══ Available records ══

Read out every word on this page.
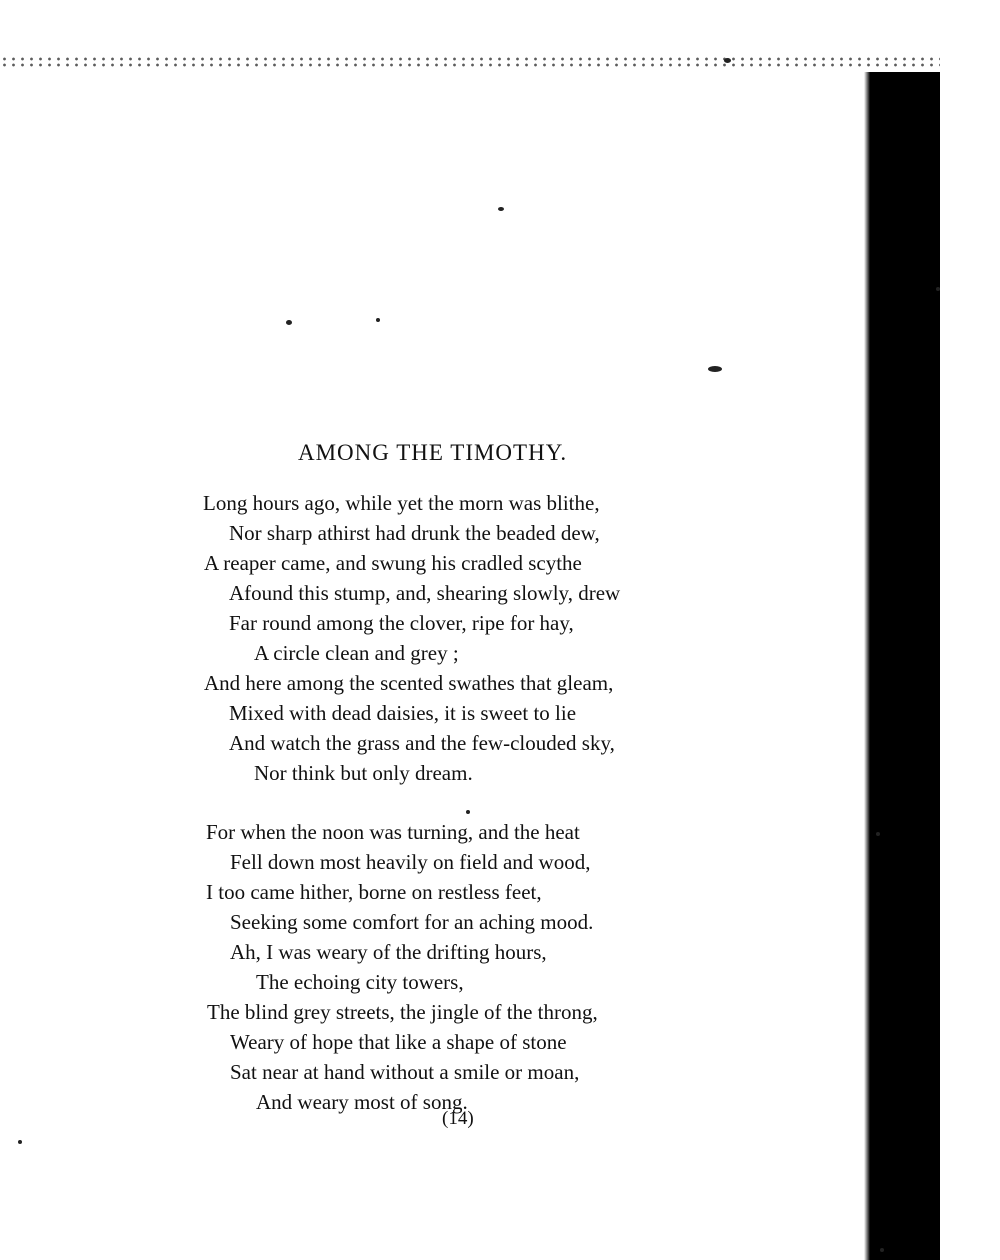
AMONG THE TIMOTHY.
Long hours ago, while yet the morn was blithe,
Nor sharp athirst had drunk the beaded dew,
A reaper came, and swung his cradled scythe
Afound this stump, and, shearing slowly, drew
Far round among the clover, ripe for hay,
A circle clean and grey ;
And here among the scented swathes that gleam,
Mixed with dead daisies, it is sweet to lie
And watch the grass and the few-clouded sky,
Nor think but only dream.
For when the noon was turning, and the heat
Fell down most heavily on field and wood,
I too came hither, borne on restless feet,
Seeking some comfort for an aching mood.
Ah, I was weary of the drifting hours,
The echoing city towers,
The blind grey streets, the jingle of the throng,
Weary of hope that like a shape of stone
Sat near at hand without a smile or moan,
And weary most of song.

(14)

═══

## Prompt
Repeat the data in full and exactly. Omit pictures.

## Correct response
Read out every word on this page.
AMONG THE TIMOTHY.
Long hours ago, while yet the morn was blithe,
Nor sharp athirst had drunk the beaded dew,
A reaper came, and swung his cradled scythe
Afound this stump, and, shearing slowly, drew
Far round among the clover, ripe for hay,
A circle clean and grey ;
And here among the scented swathes that gleam,
Mixed with dead daisies, it is sweet to lie
And watch the grass and the few-clouded sky,
Nor think but only dream.
For when the noon was turning, and the heat
Fell down most heavily on field and wood,
I too came hither, borne on restless feet,
Seeking some comfort for an aching mood.
Ah, I was weary of the drifting hours,
The echoing city towers,
The blind grey streets, the jingle of the throng,
Weary of hope that like a shape of stone
Sat near at hand without a smile or moan,
And weary most of song.

(14)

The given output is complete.